**EXERCISE GOAL:** Report every line from the material that contains the word "JSON".

**DATA SUPPLIED:**
· · ·

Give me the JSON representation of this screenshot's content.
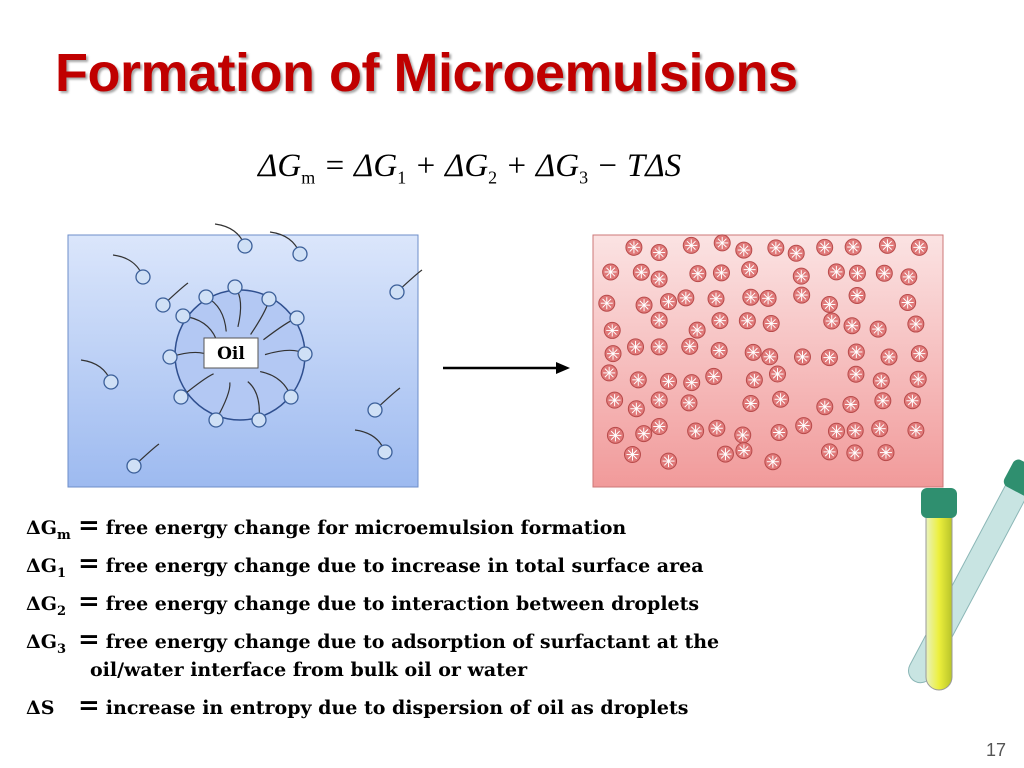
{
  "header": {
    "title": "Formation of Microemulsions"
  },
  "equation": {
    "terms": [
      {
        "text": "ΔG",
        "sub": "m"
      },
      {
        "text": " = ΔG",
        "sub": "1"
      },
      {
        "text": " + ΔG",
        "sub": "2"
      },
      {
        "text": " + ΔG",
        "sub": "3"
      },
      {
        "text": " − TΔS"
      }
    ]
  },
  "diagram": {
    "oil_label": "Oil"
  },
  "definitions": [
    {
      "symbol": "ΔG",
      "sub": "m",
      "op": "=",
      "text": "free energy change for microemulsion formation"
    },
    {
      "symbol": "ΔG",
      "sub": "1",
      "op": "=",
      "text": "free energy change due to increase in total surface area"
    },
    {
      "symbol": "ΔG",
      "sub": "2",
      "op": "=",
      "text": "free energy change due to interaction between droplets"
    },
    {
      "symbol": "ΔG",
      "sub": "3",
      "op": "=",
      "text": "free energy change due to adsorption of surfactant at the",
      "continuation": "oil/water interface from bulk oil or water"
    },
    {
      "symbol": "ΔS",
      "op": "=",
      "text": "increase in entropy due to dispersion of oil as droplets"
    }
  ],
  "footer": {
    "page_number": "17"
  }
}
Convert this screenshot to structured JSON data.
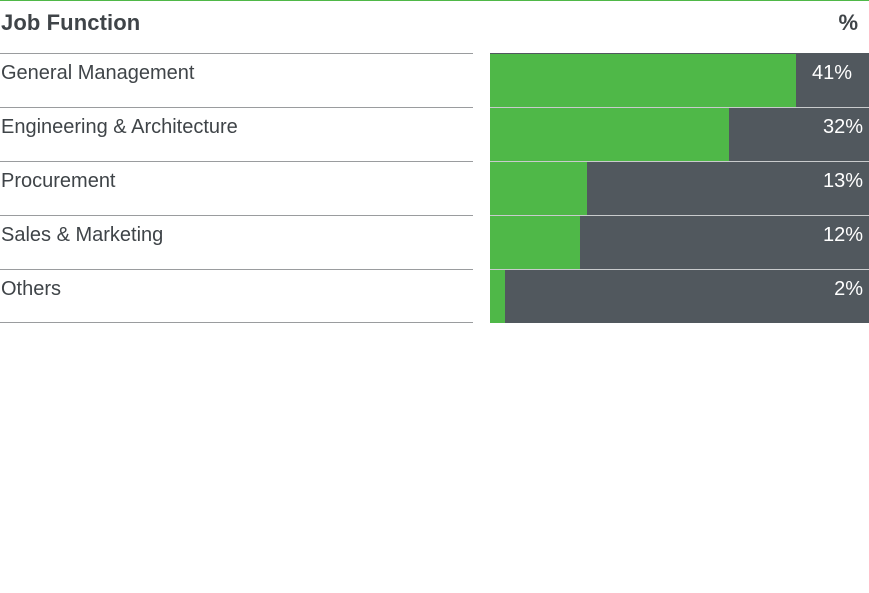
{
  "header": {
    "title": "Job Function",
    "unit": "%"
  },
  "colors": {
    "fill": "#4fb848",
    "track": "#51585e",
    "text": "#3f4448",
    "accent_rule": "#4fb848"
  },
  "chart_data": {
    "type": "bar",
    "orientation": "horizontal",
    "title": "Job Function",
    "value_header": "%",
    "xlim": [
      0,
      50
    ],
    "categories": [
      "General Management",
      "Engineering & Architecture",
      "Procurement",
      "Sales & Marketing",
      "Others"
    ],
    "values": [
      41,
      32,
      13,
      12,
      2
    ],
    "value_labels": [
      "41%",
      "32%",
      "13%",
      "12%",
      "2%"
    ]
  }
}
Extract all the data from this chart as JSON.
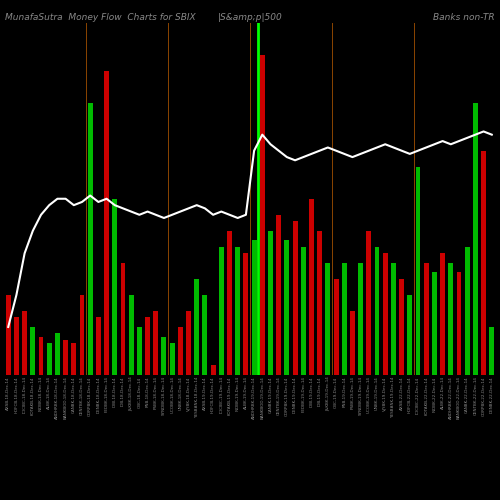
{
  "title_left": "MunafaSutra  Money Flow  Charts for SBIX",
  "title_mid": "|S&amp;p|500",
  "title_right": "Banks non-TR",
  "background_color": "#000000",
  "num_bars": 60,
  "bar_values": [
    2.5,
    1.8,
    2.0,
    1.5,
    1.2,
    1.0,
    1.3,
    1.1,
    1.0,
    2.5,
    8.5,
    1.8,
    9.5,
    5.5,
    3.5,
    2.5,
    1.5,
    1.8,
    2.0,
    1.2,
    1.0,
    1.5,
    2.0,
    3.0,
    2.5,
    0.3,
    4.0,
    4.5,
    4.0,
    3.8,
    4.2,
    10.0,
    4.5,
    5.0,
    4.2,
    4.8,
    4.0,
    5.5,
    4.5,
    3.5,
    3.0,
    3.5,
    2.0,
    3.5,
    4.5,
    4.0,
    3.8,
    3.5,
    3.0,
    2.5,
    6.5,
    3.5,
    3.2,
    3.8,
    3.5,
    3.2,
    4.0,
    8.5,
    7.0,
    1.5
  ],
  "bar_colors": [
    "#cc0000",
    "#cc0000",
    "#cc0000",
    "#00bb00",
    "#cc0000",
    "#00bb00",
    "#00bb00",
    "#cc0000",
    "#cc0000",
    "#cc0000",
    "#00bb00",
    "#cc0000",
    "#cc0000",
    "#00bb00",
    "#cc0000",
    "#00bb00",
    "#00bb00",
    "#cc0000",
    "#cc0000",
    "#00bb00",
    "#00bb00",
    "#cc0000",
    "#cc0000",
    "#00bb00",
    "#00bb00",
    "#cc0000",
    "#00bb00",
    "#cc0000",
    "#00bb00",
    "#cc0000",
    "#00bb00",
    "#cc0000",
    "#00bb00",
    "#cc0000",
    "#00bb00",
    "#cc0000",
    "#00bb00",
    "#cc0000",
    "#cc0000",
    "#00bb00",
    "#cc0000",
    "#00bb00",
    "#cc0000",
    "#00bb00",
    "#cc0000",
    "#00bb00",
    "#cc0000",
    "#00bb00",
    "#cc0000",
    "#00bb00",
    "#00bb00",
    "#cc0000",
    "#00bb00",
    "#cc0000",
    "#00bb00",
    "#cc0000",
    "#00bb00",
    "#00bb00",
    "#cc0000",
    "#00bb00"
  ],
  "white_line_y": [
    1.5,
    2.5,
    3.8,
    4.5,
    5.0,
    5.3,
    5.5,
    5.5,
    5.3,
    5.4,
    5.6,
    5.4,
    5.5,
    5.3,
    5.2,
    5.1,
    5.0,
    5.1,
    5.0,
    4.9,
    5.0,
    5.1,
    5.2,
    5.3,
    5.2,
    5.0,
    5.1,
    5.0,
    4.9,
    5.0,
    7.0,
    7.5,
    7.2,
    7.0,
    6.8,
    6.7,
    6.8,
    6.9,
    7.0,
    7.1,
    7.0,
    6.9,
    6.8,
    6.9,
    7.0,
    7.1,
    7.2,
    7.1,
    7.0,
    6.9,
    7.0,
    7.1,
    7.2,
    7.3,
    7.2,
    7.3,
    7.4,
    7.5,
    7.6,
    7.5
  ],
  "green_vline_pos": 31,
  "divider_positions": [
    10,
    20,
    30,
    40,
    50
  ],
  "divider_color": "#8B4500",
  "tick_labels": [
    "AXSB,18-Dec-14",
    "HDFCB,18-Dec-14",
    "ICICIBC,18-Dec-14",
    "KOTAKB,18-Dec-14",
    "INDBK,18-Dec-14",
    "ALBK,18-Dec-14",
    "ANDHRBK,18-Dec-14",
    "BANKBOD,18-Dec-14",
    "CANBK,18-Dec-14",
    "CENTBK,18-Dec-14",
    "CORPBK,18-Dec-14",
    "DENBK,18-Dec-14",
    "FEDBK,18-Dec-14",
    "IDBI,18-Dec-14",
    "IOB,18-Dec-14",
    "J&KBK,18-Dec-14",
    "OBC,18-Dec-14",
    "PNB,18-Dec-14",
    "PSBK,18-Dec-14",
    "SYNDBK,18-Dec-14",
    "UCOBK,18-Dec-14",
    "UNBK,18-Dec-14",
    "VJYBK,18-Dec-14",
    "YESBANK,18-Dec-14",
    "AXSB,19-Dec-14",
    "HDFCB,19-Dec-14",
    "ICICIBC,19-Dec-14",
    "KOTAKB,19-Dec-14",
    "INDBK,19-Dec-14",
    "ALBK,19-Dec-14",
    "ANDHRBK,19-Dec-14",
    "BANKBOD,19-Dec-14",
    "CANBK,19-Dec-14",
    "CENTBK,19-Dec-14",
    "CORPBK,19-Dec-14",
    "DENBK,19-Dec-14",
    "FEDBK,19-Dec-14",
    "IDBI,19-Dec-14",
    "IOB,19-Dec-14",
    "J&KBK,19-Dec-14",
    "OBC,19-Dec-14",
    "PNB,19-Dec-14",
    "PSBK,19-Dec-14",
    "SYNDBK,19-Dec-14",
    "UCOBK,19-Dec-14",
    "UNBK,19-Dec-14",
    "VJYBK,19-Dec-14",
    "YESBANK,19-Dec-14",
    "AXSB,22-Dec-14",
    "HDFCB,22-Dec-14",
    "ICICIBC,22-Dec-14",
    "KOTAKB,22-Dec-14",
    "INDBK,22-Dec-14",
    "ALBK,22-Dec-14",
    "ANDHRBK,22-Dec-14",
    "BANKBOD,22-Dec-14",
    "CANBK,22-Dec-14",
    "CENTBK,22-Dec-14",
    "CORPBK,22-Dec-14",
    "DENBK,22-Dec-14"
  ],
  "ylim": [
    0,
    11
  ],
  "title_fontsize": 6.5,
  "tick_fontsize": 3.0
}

· · ·

**RESULT:**
Give me the JSON representation of this screenshot's content.
Convert this screenshot to structured JSON data.
Extract all the data from this chart as JSON.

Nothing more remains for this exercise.